What to work on: Each line below should be retyped exactly, with no pictures.
** Begin Data to use **
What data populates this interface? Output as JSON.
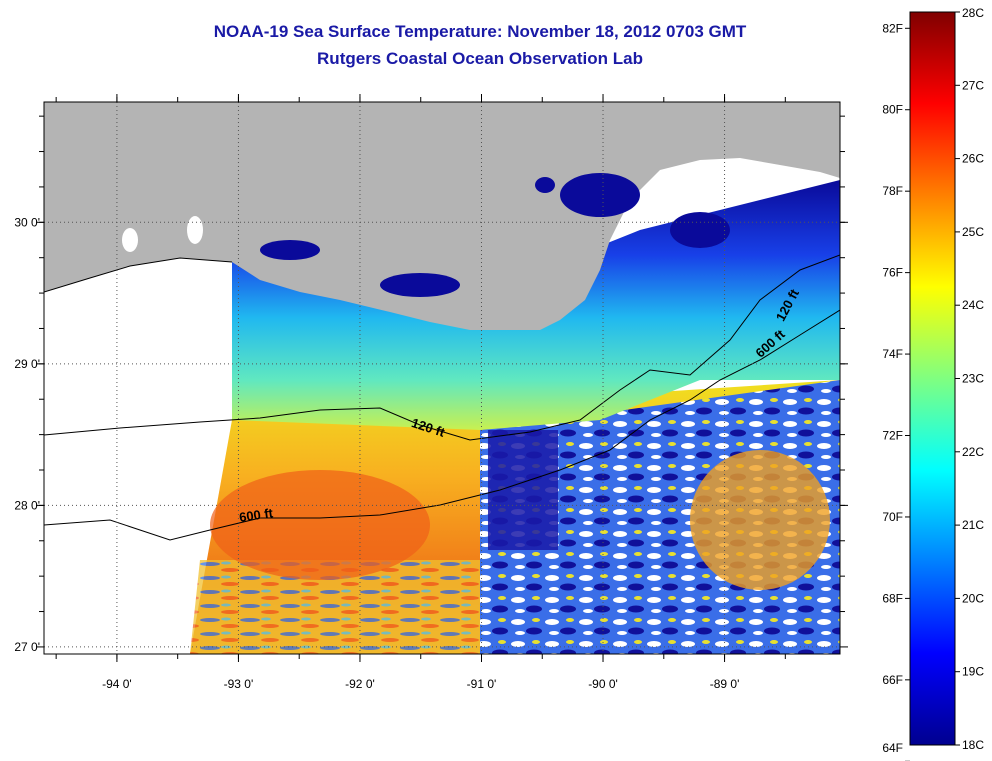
{
  "header": {
    "title": "NOAA-19 Sea Surface Temperature:  November 18, 2012 0703 GMT",
    "subtitle": "Rutgers Coastal Ocean Observation Lab"
  },
  "map": {
    "lon_range": [
      -94.6,
      -88.05
    ],
    "lat_range": [
      26.95,
      30.85
    ],
    "lon_ticks": [
      {
        "value": -94,
        "label": "-94 0'"
      },
      {
        "value": -93,
        "label": "-93 0'"
      },
      {
        "value": -92,
        "label": "-92 0'"
      },
      {
        "value": -91,
        "label": "-91 0'"
      },
      {
        "value": -90,
        "label": "-90 0'"
      },
      {
        "value": -89,
        "label": "-89 0'"
      }
    ],
    "lat_ticks": [
      {
        "value": 30,
        "label": "30 0'"
      },
      {
        "value": 29,
        "label": "29 0'"
      },
      {
        "value": 28,
        "label": "28 0'"
      },
      {
        "value": 27,
        "label": "27 0'"
      }
    ],
    "contour_labels": [
      {
        "text": "120 ft",
        "lon": -91.45,
        "lat": 28.52,
        "angle": 18
      },
      {
        "text": "600 ft",
        "lon": -92.85,
        "lat": 27.9,
        "angle": -8
      },
      {
        "text": "120 ft",
        "lon": -88.45,
        "lat": 29.4,
        "angle": -62
      },
      {
        "text": "600 ft",
        "lon": -88.6,
        "lat": 29.12,
        "angle": -42
      }
    ],
    "colors": {
      "land": "#b4b4b4",
      "nodata": "#ffffff",
      "frame": "#000000"
    }
  },
  "colorbar": {
    "f_labels": [
      {
        "value": 82,
        "label": "82F"
      },
      {
        "value": 80,
        "label": "80F"
      },
      {
        "value": 78,
        "label": "78F"
      },
      {
        "value": 76,
        "label": "76F"
      },
      {
        "value": 74,
        "label": "74F"
      },
      {
        "value": 72,
        "label": "72F"
      },
      {
        "value": 70,
        "label": "70F"
      },
      {
        "value": 68,
        "label": "68F"
      },
      {
        "value": 66,
        "label": "66F"
      },
      {
        "value": 64,
        "label": "64F"
      }
    ],
    "c_labels": [
      {
        "value": 28,
        "label": "28C"
      },
      {
        "value": 27,
        "label": "27C"
      },
      {
        "value": 26,
        "label": "26C"
      },
      {
        "value": 25,
        "label": "25C"
      },
      {
        "value": 24,
        "label": "24C"
      },
      {
        "value": 23,
        "label": "23C"
      },
      {
        "value": 22,
        "label": "22C"
      },
      {
        "value": 21,
        "label": "21C"
      },
      {
        "value": 20,
        "label": "20C"
      },
      {
        "value": 19,
        "label": "19C"
      },
      {
        "value": 18,
        "label": "18C"
      }
    ],
    "range_c": [
      18,
      28
    ],
    "stops": [
      "#00008f",
      "#0000ff",
      "#0080ff",
      "#00ffff",
      "#80ff80",
      "#ffff00",
      "#ff8000",
      "#ff0000",
      "#800000"
    ]
  }
}
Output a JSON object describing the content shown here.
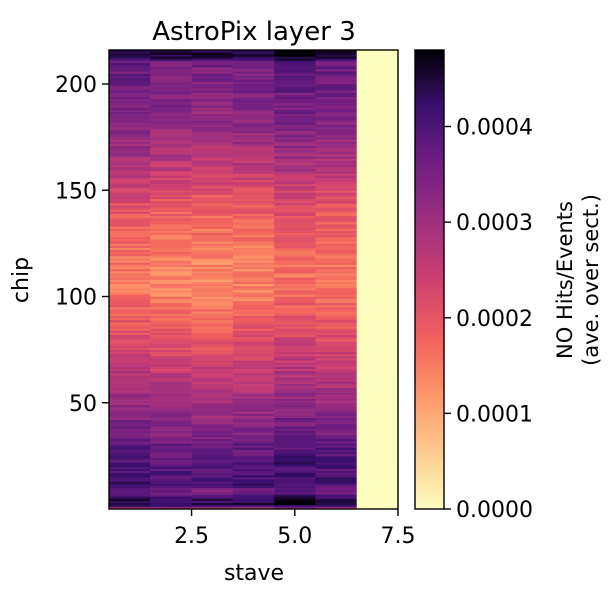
{
  "chart_data": {
    "type": "heatmap",
    "title": "AstroPix layer 3",
    "xlabel": "stave",
    "ylabel": "chip",
    "xlim": [
      0.5,
      7.5
    ],
    "ylim": [
      0,
      216
    ],
    "x_ticks": [
      "2.5",
      "5.0",
      "7.5"
    ],
    "x_tick_values": [
      2.5,
      5.0,
      7.5
    ],
    "y_ticks": [
      "50",
      "100",
      "150",
      "200"
    ],
    "y_tick_values": [
      50,
      100,
      150,
      200
    ],
    "colormap": "magma_r",
    "colorbar": {
      "label_line1": "NO Hits/Events",
      "label_line2": "(ave. over sect.)",
      "min": 0,
      "max": 0.00048,
      "ticks": [
        "0.0000",
        "0.0001",
        "0.0002",
        "0.0003",
        "0.0004"
      ],
      "tick_values": [
        0,
        0.0001,
        0.0002,
        0.0003,
        0.0004
      ]
    },
    "staves": [
      1,
      2,
      3,
      4,
      5,
      6,
      7
    ],
    "chips": 216,
    "stave_offsets": [
      0.0,
      -1.5e-05,
      -2e-05,
      -1e-05,
      1.2e-05,
      0.0,
      null
    ],
    "profile_by_chip_anchor": {
      "chip": [
        0,
        2,
        5,
        8,
        12,
        20,
        30,
        45,
        60,
        75,
        90,
        100,
        110,
        125,
        140,
        150,
        160,
        170,
        180,
        190,
        200,
        210,
        213,
        216
      ],
      "value": [
        0.00024,
        0.00046,
        0.00044,
        0.00036,
        0.00042,
        0.0004,
        0.00038,
        0.00033,
        0.00028,
        0.00023,
        0.00019,
        0.00016,
        0.00015,
        0.00017,
        0.0002,
        0.00023,
        0.00027,
        0.0003,
        0.00033,
        0.00035,
        0.00036,
        0.00037,
        0.00047,
        0.00047
      ]
    },
    "empty_stave": 7,
    "empty_stave_value": 0
  }
}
** End Data to use **
The response:
What data populates this interface? Output as JSON.
{
  "header": {
    "title": "NOAA-19 Sea Surface Temperature:  November 18, 2012 0703 GMT",
    "subtitle": "Rutgers Coastal Ocean Observation Lab"
  },
  "map": {
    "lon_range": [
      -94.6,
      -88.05
    ],
    "lat_range": [
      26.95,
      30.85
    ],
    "lon_ticks": [
      {
        "value": -94,
        "label": "-94 0'"
      },
      {
        "value": -93,
        "label": "-93 0'"
      },
      {
        "value": -92,
        "label": "-92 0'"
      },
      {
        "value": -91,
        "label": "-91 0'"
      },
      {
        "value": -90,
        "label": "-90 0'"
      },
      {
        "value": -89,
        "label": "-89 0'"
      }
    ],
    "lat_ticks": [
      {
        "value": 30,
        "label": "30 0'"
      },
      {
        "value": 29,
        "label": "29 0'"
      },
      {
        "value": 28,
        "label": "28 0'"
      },
      {
        "value": 27,
        "label": "27 0'"
      }
    ],
    "contour_labels": [
      {
        "text": "120 ft",
        "lon": -91.45,
        "lat": 28.52,
        "angle": 18
      },
      {
        "text": "600 ft",
        "lon": -92.85,
        "lat": 27.9,
        "angle": -8
      },
      {
        "text": "120 ft",
        "lon": -88.45,
        "lat": 29.4,
        "angle": -62
      },
      {
        "text": "600 ft",
        "lon": -88.6,
        "lat": 29.12,
        "angle": -42
      }
    ],
    "colors": {
      "land": "#b4b4b4",
      "nodata": "#ffffff",
      "frame": "#000000"
    }
  },
  "colorbar": {
    "f_labels": [
      {
        "value": 82,
        "label": "82F"
      },
      {
        "value": 80,
        "label": "80F"
      },
      {
        "value": 78,
        "label": "78F"
      },
      {
        "value": 76,
        "label": "76F"
      },
      {
        "value": 74,
        "label": "74F"
      },
      {
        "value": 72,
        "label": "72F"
      },
      {
        "value": 70,
        "label": "70F"
      },
      {
        "value": 68,
        "label": "68F"
      },
      {
        "value": 66,
        "label": "66F"
      },
      {
        "value": 64,
        "label": "64F"
      }
    ],
    "c_labels": [
      {
        "value": 28,
        "label": "28C"
      },
      {
        "value": 27,
        "label": "27C"
      },
      {
        "value": 26,
        "label": "26C"
      },
      {
        "value": 25,
        "label": "25C"
      },
      {
        "value": 24,
        "label": "24C"
      },
      {
        "value": 23,
        "label": "23C"
      },
      {
        "value": 22,
        "label": "22C"
      },
      {
        "value": 21,
        "label": "21C"
      },
      {
        "value": 20,
        "label": "20C"
      },
      {
        "value": 19,
        "label": "19C"
      },
      {
        "value": 18,
        "label": "18C"
      }
    ],
    "range_c": [
      18,
      28
    ],
    "stops": [
      "#00008f",
      "#0000ff",
      "#0080ff",
      "#00ffff",
      "#80ff80",
      "#ffff00",
      "#ff8000",
      "#ff0000",
      "#800000"
    ]
  }
}
Output a JSON object describing the content shown here.
{
  "chart_data": {
    "type": "heatmap",
    "title": "AstroPix layer 3",
    "xlabel": "stave",
    "ylabel": "chip",
    "xlim": [
      0.5,
      7.5
    ],
    "ylim": [
      0,
      216
    ],
    "x_ticks": [
      "2.5",
      "5.0",
      "7.5"
    ],
    "x_tick_values": [
      2.5,
      5.0,
      7.5
    ],
    "y_ticks": [
      "50",
      "100",
      "150",
      "200"
    ],
    "y_tick_values": [
      50,
      100,
      150,
      200
    ],
    "colormap": "magma_r",
    "colorbar": {
      "label_line1": "NO Hits/Events",
      "label_line2": "(ave. over sect.)",
      "min": 0,
      "max": 0.00048,
      "ticks": [
        "0.0000",
        "0.0001",
        "0.0002",
        "0.0003",
        "0.0004"
      ],
      "tick_values": [
        0,
        0.0001,
        0.0002,
        0.0003,
        0.0004
      ]
    },
    "staves": [
      1,
      2,
      3,
      4,
      5,
      6,
      7
    ],
    "chips": 216,
    "stave_offsets": [
      0.0,
      -1.5e-05,
      -2e-05,
      -1e-05,
      1.2e-05,
      0.0,
      null
    ],
    "profile_by_chip_anchor": {
      "chip": [
        0,
        2,
        5,
        8,
        12,
        20,
        30,
        45,
        60,
        75,
        90,
        100,
        110,
        125,
        140,
        150,
        160,
        170,
        180,
        190,
        200,
        210,
        213,
        216
      ],
      "value": [
        0.00024,
        0.00046,
        0.00044,
        0.00036,
        0.00042,
        0.0004,
        0.00038,
        0.00033,
        0.00028,
        0.00023,
        0.00019,
        0.00016,
        0.00015,
        0.00017,
        0.0002,
        0.00023,
        0.00027,
        0.0003,
        0.00033,
        0.00035,
        0.00036,
        0.00037,
        0.00047,
        0.00047
      ]
    },
    "empty_stave": 7,
    "empty_stave_value": 0
  }
}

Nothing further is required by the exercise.